I think the relatively relaxed atmosphere of the city has encouraged a certain lethargy in me after such a hectic couple of months, and while I’m catching a lot of films, I’m also catching up on a fair amount of sleep too, despite the fact that the screenings for the Beyond Pink sidebar I helped with all begin after midnight – things keep going pretty late here, and though its a bit of a pain having to stay up so late while remaining relatively clear-headed, its no real hardship and I’m really impressed with the level of interest these films are getting. For example, last night saw Wakamatsu’s Secret Acts Behind Walls playing alongside Noboru Tanaka’s Watcher in the Attic on two of the five screens used by the festival, and both were more or less full, making this the most successful by far of all the pink retrospectives I’ve worked on across the world since the book came out.

◆ ◆ ◆ ◆

*TASK REQUIREMENTS*.
A. Translate this sentence from the festival passage into Spanish: "For example, last night saw Wakamatsu's Secret Acts Behind Walls playing alongside Noboru Tanaka's Watcher in the Attic on two of the five screens used by the festival, and both were more or less full, making this the most successful by far of all the pink retrospectives I've worked on across the world since the book came out."
B. Write the next few sentences of the festival passage, picking up right after its final sentence.

◆ ◆ ◆ ◆

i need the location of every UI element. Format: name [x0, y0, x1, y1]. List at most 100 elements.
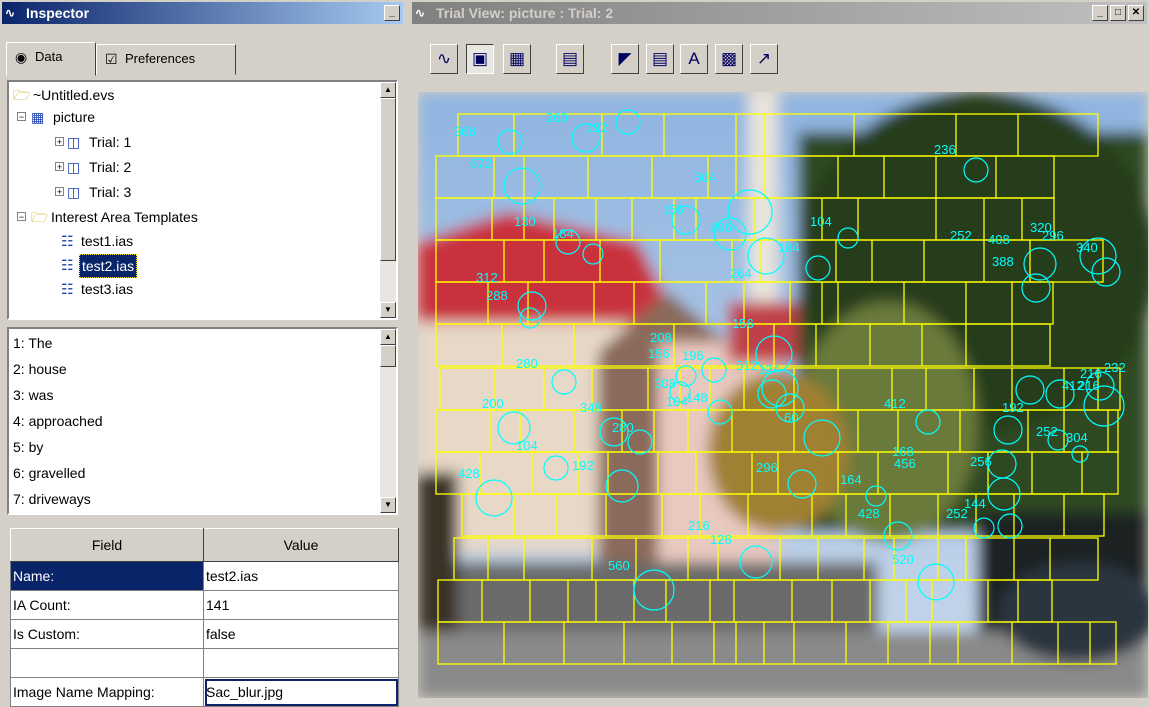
list-item[interactable]: 6: gravelled — [13, 460, 85, 486]
trial-2-label: Trial: 2 — [89, 159, 132, 175]
template-icon: ☷ — [61, 281, 74, 297]
fixation-duration-label: 368 — [454, 124, 476, 139]
save-template-icon[interactable]: ▤ — [646, 44, 674, 74]
fixation-duration-label: 260 — [546, 110, 568, 125]
open-template-icon[interactable]: ◤ — [611, 44, 639, 74]
list-item[interactable]: 2: house — [13, 356, 67, 382]
trial-canvas[interactable]: 368 260 192 672 504 236 130 184 156 696 104 184 252 4… — [418, 92, 1148, 698]
image-ia-icon[interactable]: ▩ — [715, 44, 743, 74]
table-row[interactable] — [10, 648, 399, 678]
fixation-duration-label: 672 — [470, 156, 492, 171]
test1-label: test1.ias — [81, 233, 134, 249]
expand-trial-2-icon[interactable]: + — [55, 162, 64, 172]
fixation-duration-label: 156 — [648, 346, 670, 361]
fixation-duration-label: 308 — [654, 376, 676, 391]
tree-item-templates-folder[interactable]: 🗁 Interest Area Templates — [31, 206, 200, 228]
tab-data-label: Data — [35, 49, 63, 64]
field-cell[interactable]: Image Name Mapping: — [10, 677, 204, 707]
close-button[interactable]: ✕ — [1128, 5, 1144, 21]
field-cell[interactable]: Name: — [10, 561, 204, 591]
field-column-header[interactable]: Field — [10, 528, 204, 562]
tree-item-trial-1[interactable]: ◫ Trial: 1 — [67, 131, 133, 153]
tree-scrollbar[interactable]: ▲ ▼ — [380, 82, 396, 318]
maximize-button[interactable]: □ — [1110, 5, 1126, 21]
table-row[interactable]: IA Count: 141 — [10, 590, 399, 620]
scroll-down-icon[interactable]: ▼ — [380, 302, 396, 318]
scroll-down-icon[interactable]: ▼ — [380, 497, 396, 513]
trial-monitor-icon: ◫ — [67, 184, 81, 200]
fixation-duration-label: 130 — [514, 214, 536, 229]
export-icon[interactable]: ↗ — [750, 44, 778, 74]
fixation-duration-label: 348 — [580, 400, 602, 415]
fixation-duration-label: 408 — [988, 232, 1010, 247]
fixation-duration-label: 164 — [840, 472, 862, 487]
trial-monitor-icon: ◫ — [67, 159, 81, 175]
fixation-duration-label: 264 — [730, 266, 752, 281]
fixation-duration-label: 128 — [710, 532, 732, 547]
tab-data[interactable]: ◉ Data — [6, 42, 96, 76]
value-cell[interactable]: test2.ias — [203, 561, 399, 591]
field-cell[interactable]: IA Count: — [10, 590, 204, 620]
value-cell[interactable] — [203, 648, 399, 678]
properties-table: Field Value Name: test2.ias IA Count: 14… — [10, 528, 399, 707]
fixation-duration-label: 560 — [608, 558, 630, 573]
picture-node-icon: ▦ — [31, 109, 45, 125]
tab-preferences[interactable]: ☑ Preferences — [96, 44, 236, 75]
tree-item-picture-label: picture — [53, 109, 96, 125]
list-item[interactable]: 5: by — [13, 434, 43, 460]
filmstrip-icon[interactable]: ▦ — [503, 44, 531, 74]
line-graph-icon[interactable]: ∿ — [430, 44, 458, 74]
scroll-thumb[interactable] — [380, 98, 396, 261]
table-row[interactable]: Name: test2.ias — [10, 561, 399, 591]
collapse-picture-icon[interactable]: − — [17, 112, 26, 122]
expand-trial-1-icon[interactable]: + — [55, 137, 64, 147]
list-item[interactable]: 3: was — [13, 382, 53, 408]
scroll-thumb[interactable] — [380, 345, 396, 367]
field-cell[interactable]: Is Custom: — [10, 619, 204, 649]
list-item[interactable]: 7: driveways — [13, 486, 91, 512]
fixation-duration-label: 304 — [1066, 430, 1088, 445]
tree-item-test1[interactable]: ☷ test1.ias — [61, 230, 135, 252]
fixation-duration-label: 216 — [1078, 378, 1100, 393]
list-item[interactable]: 1: The — [13, 330, 52, 356]
table-row[interactable]: Is Custom: false — [10, 619, 399, 649]
fixation-duration-label: 200 — [482, 396, 504, 411]
value-column-header[interactable]: Value — [203, 528, 399, 562]
text-ia-icon[interactable]: A — [680, 44, 708, 74]
tree-item-test2[interactable]: ☷ test2.ias — [61, 254, 138, 278]
expand-trial-3-icon[interactable]: + — [55, 187, 64, 197]
fixation-duration-label: 512 — [736, 358, 758, 373]
minimize-button[interactable]: _ — [1092, 5, 1108, 21]
scroll-up-icon[interactable]: ▲ — [380, 82, 396, 98]
list-item[interactable]: 4: approached — [13, 408, 103, 434]
fixation-duration-label: 124 — [758, 362, 780, 377]
minimize-button[interactable]: _ — [384, 5, 400, 21]
fixation-duration-label: 192 — [572, 458, 594, 473]
value-cell[interactable]: false — [203, 619, 399, 649]
tree-root[interactable]: 🗁 ~Untitled.evs — [13, 84, 116, 106]
scene-image: 368 260 192 672 504 236 130 184 156 696 104 184 252 4… — [418, 92, 1148, 698]
templates-folder-label: Interest Area Templates — [51, 209, 198, 225]
image-fixation-icon[interactable]: ▣ — [466, 44, 494, 74]
tree-item-picture[interactable]: ▦ picture — [31, 106, 97, 128]
tree-item-trial-3[interactable]: ◫ Trial: 3 — [67, 181, 133, 203]
table-row[interactable]: Image Name Mapping: Sac_blur.jpg — [10, 677, 399, 707]
fixation-duration-label: 104 — [516, 438, 538, 453]
trial-1-label: Trial: 1 — [89, 134, 132, 150]
field-cell[interactable] — [10, 648, 204, 678]
template-icon: ☷ — [61, 257, 74, 273]
fixation-duration-label: 280 — [516, 356, 538, 371]
scroll-up-icon[interactable]: ▲ — [380, 329, 396, 345]
value-cell[interactable]: 141 — [203, 590, 399, 620]
value-cell-editing[interactable]: Sac_blur.jpg — [203, 677, 399, 707]
fixation-duration-label: 456 — [894, 456, 916, 471]
tree-item-test3[interactable]: ☷ test3.ias — [61, 278, 135, 300]
fixation-duration-label: 208 — [650, 330, 672, 345]
fixation-duration-label: 156 — [662, 202, 684, 217]
test3-label: test3.ias — [81, 281, 134, 297]
collapse-templates-icon[interactable]: − — [17, 212, 26, 222]
tree-item-trial-2[interactable]: ◫ Trial: 2 — [67, 156, 133, 178]
word-list-scrollbar[interactable]: ▲ ▼ — [380, 329, 396, 513]
save-ia-icon[interactable]: ▤ — [556, 44, 584, 74]
test2-label: test2.ias — [79, 254, 138, 278]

◆ ◆ ◆ ◆

*OUTPUTS*.
A. Por ejemplo, anoche se proyectaron Secret Acts Behind Walls, de Wakamatsu, junto con Watcher in the Attic, de Noboru Tanaka, en dos de las cinco pantallas que utilizó el festival, y ambas estuvieron más o menos llenas, lo que hace de esta, con diferencia, la más exitosa de todas las retrospectivas de cine pink en las que he trabajado por todo el mundo desde que salió el libro.

B.
Thessaloniki International Film Festival is the first time I’ve ever been to Greece, something that’s always been of a mystery to me as having grown up reading the books of Lawrence and Gerald Durrell, and John Fowles’ The Magus, the country has always seems cosily familiar without my ever having visited. Somehow I always knew I’d love it, the food, the relaxed pace of life (the Rough Guide to Greece describes it as ‘sybaritic’), the sense of such a deep-rooted underlying history and culture. The city feels at once familiarly European, but somehow slightly more exotic than other Mediterranean countries I’ve visited like France, Italy Spain, for example. I guess Thessaloniki’s geographic situation, right in the northeast of Greece in the region of Macedonia accounts for its rather special atmosphere, reflected in its strong programming of Balkan cinema. Its the country’s second largest city and a major port, yet not too touristy. The people are very friendly, with some of the most striking-looking women in the world, and the prices are cheap. Festival or no festival, I know I’ll be back to this part of world pretty soon.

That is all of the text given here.